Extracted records
· · · · ·
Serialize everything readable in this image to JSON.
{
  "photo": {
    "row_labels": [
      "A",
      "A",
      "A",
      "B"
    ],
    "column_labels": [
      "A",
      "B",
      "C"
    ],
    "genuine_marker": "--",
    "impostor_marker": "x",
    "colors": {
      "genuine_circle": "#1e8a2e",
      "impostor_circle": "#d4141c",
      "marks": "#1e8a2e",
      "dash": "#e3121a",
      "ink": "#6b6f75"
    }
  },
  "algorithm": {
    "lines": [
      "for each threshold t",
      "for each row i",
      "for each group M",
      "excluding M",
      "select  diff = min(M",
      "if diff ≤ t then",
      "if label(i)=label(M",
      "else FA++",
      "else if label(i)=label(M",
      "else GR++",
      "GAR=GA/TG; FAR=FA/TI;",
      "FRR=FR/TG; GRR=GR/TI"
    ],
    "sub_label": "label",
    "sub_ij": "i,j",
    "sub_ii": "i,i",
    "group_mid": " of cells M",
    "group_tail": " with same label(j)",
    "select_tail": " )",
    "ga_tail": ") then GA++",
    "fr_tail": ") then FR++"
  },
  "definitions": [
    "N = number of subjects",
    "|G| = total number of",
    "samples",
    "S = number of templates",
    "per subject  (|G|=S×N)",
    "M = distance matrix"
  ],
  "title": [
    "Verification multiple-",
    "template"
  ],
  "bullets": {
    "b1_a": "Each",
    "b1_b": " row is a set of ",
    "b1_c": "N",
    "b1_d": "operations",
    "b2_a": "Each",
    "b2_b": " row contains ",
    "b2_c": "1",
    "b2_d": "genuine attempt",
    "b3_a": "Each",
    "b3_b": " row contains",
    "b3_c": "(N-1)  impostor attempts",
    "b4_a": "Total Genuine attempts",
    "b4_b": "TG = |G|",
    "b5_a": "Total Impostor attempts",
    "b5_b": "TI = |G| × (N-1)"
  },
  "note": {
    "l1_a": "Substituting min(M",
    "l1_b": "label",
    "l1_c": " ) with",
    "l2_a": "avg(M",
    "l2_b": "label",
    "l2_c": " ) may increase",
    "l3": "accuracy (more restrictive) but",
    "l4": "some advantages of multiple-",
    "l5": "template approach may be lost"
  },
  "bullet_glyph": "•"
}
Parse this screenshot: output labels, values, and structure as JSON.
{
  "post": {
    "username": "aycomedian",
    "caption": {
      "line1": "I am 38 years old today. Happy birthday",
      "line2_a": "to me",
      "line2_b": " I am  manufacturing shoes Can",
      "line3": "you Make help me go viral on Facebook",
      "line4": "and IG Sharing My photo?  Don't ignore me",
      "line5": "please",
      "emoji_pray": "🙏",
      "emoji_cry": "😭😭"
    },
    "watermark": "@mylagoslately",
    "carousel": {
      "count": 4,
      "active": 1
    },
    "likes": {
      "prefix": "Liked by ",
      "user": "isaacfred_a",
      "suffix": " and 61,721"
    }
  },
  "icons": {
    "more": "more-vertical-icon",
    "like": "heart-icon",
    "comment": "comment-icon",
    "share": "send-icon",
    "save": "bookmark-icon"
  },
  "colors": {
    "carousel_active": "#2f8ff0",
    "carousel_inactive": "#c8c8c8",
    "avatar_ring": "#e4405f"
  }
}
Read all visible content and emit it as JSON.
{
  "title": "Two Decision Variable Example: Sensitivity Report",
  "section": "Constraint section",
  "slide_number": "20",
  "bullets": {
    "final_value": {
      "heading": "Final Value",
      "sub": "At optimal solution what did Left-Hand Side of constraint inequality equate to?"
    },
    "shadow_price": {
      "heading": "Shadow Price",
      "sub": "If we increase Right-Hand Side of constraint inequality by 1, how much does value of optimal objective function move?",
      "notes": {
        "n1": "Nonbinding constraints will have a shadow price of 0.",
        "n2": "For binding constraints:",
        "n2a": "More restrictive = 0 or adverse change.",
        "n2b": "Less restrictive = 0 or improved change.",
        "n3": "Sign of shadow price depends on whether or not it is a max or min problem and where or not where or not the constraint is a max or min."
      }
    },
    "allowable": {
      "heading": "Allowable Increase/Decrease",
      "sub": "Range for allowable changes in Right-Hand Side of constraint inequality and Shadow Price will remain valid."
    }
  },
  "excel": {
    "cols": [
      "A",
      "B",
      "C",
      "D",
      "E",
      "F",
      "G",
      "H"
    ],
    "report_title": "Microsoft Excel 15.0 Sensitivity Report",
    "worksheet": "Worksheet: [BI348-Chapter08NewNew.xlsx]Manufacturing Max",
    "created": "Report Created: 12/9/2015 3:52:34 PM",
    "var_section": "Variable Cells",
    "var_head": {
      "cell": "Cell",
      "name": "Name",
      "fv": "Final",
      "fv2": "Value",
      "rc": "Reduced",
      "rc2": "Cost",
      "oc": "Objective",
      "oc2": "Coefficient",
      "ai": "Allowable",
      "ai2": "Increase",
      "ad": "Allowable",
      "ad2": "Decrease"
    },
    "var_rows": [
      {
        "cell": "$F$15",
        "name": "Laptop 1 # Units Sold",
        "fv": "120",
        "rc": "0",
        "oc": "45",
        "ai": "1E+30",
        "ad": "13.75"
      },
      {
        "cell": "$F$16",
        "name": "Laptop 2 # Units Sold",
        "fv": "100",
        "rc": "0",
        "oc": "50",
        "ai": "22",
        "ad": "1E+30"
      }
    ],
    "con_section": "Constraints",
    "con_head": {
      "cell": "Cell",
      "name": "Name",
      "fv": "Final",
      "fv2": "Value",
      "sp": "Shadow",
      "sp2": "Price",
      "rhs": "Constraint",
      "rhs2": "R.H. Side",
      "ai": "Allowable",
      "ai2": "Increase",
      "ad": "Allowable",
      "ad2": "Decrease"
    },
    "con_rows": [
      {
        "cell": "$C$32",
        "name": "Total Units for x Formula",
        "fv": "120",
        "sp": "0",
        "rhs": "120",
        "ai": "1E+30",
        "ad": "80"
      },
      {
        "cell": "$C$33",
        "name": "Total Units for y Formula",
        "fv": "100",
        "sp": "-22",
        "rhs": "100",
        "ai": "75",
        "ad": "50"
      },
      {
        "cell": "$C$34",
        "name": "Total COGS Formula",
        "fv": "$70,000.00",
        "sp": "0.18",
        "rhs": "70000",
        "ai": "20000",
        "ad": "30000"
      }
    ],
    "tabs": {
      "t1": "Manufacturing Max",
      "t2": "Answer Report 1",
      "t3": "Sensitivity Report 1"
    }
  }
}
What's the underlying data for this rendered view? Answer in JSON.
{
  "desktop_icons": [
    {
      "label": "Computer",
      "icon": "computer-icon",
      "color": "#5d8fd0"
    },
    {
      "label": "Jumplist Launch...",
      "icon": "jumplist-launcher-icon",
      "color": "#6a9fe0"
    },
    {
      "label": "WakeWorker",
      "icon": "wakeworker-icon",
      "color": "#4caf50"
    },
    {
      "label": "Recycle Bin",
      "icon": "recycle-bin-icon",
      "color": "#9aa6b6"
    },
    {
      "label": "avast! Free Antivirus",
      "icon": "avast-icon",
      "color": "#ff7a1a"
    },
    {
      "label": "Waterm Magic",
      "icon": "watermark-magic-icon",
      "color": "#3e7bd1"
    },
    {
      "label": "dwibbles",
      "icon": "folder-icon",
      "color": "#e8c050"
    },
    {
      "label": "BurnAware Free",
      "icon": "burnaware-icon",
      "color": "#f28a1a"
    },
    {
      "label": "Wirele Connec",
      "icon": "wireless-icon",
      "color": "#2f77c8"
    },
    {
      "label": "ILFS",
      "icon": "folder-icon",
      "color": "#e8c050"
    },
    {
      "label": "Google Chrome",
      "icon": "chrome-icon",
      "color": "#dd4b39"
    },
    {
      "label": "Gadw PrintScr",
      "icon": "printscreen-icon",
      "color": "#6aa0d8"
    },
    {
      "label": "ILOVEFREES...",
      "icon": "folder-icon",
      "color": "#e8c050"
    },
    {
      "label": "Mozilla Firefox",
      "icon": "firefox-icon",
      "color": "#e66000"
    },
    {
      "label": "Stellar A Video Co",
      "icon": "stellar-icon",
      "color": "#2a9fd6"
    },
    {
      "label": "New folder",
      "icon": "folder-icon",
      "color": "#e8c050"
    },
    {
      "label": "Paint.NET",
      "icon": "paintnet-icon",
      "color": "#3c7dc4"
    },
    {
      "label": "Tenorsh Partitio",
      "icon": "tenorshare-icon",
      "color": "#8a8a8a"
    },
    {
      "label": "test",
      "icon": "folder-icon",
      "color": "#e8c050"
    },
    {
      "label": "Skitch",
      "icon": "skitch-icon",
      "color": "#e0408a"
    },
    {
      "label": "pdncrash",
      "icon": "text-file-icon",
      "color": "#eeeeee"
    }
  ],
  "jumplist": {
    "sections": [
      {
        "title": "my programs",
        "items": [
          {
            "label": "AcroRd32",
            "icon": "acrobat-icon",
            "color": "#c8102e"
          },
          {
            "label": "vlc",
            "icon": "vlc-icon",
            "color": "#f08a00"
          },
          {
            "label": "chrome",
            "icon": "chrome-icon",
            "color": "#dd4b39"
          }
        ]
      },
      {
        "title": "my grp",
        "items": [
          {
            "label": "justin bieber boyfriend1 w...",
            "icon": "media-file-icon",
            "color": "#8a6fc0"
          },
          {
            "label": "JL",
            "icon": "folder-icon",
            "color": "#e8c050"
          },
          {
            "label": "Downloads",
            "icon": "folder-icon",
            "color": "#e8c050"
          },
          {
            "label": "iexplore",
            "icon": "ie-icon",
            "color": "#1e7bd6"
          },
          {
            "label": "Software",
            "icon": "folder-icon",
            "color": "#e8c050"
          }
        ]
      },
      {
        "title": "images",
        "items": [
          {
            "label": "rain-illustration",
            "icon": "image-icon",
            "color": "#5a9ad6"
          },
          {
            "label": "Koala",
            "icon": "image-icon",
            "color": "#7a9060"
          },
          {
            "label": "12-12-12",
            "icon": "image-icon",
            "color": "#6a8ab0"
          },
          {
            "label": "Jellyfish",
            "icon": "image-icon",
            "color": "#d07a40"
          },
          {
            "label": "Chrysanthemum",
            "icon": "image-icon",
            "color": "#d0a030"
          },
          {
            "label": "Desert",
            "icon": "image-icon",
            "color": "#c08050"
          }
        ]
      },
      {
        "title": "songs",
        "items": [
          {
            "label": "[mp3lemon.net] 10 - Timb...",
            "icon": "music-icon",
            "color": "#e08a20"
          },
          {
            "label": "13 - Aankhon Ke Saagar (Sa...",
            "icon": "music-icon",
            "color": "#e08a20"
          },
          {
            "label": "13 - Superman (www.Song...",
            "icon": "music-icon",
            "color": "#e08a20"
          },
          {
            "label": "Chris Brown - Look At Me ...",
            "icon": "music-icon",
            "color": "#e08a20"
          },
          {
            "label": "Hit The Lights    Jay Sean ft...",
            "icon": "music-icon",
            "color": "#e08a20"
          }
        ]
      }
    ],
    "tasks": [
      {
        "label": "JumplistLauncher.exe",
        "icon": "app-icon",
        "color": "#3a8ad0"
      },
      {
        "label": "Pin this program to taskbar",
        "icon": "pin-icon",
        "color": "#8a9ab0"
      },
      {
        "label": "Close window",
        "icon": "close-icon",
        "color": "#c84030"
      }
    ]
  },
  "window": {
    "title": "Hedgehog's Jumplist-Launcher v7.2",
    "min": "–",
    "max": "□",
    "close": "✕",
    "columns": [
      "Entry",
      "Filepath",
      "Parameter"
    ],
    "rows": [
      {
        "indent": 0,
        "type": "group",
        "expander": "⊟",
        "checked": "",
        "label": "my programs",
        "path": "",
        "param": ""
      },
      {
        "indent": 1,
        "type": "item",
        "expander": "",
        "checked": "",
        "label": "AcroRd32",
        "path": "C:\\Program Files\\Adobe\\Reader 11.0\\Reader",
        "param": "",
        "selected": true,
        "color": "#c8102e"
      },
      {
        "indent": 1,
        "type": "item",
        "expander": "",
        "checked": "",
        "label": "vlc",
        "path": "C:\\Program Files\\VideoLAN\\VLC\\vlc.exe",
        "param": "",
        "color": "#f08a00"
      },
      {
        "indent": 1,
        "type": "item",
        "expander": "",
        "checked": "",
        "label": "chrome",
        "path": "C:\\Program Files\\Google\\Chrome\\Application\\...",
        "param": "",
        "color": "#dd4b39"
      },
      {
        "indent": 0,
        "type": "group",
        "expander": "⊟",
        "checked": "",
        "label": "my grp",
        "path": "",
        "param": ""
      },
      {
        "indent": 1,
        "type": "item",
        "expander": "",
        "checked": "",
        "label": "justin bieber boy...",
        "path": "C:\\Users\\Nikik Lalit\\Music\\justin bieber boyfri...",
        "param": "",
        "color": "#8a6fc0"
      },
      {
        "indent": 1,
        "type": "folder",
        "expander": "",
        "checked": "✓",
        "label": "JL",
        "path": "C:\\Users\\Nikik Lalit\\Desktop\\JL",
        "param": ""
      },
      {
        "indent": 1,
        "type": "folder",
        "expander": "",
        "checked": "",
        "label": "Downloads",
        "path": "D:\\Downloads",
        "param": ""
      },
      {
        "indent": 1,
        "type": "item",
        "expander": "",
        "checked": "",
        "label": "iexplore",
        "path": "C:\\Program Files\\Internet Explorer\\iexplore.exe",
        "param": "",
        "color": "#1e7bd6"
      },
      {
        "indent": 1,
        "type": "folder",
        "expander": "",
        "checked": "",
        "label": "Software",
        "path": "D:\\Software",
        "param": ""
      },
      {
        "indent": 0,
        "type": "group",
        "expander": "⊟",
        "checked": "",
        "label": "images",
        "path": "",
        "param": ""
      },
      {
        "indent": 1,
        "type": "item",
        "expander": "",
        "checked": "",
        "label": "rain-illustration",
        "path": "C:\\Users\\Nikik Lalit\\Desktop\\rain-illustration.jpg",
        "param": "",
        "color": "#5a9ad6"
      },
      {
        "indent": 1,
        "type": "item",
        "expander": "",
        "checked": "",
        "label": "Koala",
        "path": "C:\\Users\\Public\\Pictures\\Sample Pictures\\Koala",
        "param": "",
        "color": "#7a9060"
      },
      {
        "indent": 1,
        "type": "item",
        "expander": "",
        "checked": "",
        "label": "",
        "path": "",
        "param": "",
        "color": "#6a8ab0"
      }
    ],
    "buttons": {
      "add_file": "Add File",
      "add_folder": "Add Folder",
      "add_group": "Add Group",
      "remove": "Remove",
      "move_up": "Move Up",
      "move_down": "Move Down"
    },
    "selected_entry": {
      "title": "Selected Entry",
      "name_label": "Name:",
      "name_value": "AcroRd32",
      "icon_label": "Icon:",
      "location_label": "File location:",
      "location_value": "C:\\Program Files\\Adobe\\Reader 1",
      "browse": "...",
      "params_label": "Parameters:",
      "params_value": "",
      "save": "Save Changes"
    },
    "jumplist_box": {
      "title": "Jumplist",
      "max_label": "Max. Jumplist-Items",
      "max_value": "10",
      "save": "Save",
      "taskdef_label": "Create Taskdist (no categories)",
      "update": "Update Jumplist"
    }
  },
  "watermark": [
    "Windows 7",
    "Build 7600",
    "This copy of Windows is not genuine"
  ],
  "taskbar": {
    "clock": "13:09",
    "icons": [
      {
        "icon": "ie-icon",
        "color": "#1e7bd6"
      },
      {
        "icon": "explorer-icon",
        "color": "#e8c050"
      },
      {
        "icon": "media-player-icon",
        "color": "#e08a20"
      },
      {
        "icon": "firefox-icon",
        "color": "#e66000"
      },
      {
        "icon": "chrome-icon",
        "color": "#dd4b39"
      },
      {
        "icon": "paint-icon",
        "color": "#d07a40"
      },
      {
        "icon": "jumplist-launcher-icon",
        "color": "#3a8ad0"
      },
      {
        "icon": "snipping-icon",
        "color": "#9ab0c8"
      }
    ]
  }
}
· · · · ·
■ **What to produce**
Look through the entries and return every line where "then" appears.

■ **Response to this exercise**
      "if diff ≤ t then",
    "ga_tail": ") then GA++",
    "fr_tail": ") then FR++"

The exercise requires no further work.